TASK STATEMENT
Of the lines in the entries below, state how many hold the word "Dalam". Say nothing else.
BEGIN
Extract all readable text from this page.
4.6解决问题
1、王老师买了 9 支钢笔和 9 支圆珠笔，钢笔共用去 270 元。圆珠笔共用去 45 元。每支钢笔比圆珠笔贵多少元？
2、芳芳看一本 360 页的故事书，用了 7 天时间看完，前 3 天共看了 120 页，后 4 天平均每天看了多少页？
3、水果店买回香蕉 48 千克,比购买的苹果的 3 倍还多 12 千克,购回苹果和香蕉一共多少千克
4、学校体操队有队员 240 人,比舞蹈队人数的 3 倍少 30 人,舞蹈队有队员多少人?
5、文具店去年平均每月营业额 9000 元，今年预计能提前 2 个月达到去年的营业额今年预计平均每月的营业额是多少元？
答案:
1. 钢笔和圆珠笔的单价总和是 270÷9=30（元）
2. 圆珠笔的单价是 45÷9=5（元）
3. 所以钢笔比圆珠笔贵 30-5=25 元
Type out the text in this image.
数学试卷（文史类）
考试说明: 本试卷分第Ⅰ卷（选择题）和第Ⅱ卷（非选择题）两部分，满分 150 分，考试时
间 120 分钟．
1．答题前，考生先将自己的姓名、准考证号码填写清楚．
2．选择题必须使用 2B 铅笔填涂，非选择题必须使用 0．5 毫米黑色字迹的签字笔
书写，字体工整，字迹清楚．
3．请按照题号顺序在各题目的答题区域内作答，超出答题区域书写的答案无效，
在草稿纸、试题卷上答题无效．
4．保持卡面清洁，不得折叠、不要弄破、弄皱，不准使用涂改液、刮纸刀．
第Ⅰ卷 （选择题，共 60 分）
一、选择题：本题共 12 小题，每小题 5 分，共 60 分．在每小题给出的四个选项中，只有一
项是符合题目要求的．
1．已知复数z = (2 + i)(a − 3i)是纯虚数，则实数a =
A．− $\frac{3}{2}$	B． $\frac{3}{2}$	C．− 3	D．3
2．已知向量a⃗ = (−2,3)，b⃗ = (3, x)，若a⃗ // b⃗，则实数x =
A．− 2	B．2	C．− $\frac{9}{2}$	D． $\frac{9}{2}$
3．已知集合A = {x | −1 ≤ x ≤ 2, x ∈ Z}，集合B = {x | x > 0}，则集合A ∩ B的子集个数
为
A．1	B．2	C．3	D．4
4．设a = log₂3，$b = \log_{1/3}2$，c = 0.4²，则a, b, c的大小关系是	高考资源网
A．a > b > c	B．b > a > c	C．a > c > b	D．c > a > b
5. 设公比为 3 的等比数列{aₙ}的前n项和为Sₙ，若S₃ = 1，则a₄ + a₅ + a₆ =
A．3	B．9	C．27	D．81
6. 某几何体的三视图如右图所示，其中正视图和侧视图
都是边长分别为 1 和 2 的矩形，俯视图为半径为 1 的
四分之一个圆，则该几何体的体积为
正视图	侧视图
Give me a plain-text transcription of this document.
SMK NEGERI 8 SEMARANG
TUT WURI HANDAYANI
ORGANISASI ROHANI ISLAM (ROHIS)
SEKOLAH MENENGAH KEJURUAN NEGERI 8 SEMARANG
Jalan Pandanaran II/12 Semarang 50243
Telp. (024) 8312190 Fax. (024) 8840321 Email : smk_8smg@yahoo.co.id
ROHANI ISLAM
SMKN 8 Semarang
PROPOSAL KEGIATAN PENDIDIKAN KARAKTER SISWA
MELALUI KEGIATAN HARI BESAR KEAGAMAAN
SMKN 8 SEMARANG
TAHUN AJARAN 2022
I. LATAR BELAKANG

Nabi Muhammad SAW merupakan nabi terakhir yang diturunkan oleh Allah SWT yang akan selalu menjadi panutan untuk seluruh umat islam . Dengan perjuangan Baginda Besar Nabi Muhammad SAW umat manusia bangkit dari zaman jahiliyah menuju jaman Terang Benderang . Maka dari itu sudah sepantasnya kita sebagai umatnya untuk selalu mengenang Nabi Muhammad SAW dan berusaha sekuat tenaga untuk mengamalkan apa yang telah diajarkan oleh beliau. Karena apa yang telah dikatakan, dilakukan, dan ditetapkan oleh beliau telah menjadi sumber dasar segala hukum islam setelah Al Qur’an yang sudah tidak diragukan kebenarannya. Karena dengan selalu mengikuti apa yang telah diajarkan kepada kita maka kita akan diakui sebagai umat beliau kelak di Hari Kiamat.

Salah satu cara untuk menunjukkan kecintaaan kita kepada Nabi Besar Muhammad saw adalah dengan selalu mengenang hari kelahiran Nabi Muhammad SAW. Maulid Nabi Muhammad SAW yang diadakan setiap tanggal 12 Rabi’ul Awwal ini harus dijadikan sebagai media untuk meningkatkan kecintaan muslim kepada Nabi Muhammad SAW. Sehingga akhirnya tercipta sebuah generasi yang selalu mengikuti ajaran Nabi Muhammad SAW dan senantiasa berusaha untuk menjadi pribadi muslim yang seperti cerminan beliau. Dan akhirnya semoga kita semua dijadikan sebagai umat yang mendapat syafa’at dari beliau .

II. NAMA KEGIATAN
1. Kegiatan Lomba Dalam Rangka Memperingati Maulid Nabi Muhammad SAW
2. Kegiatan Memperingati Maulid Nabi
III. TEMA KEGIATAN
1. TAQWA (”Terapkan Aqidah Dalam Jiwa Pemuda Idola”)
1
END
RESPONSE TO THIS EXERCISE
2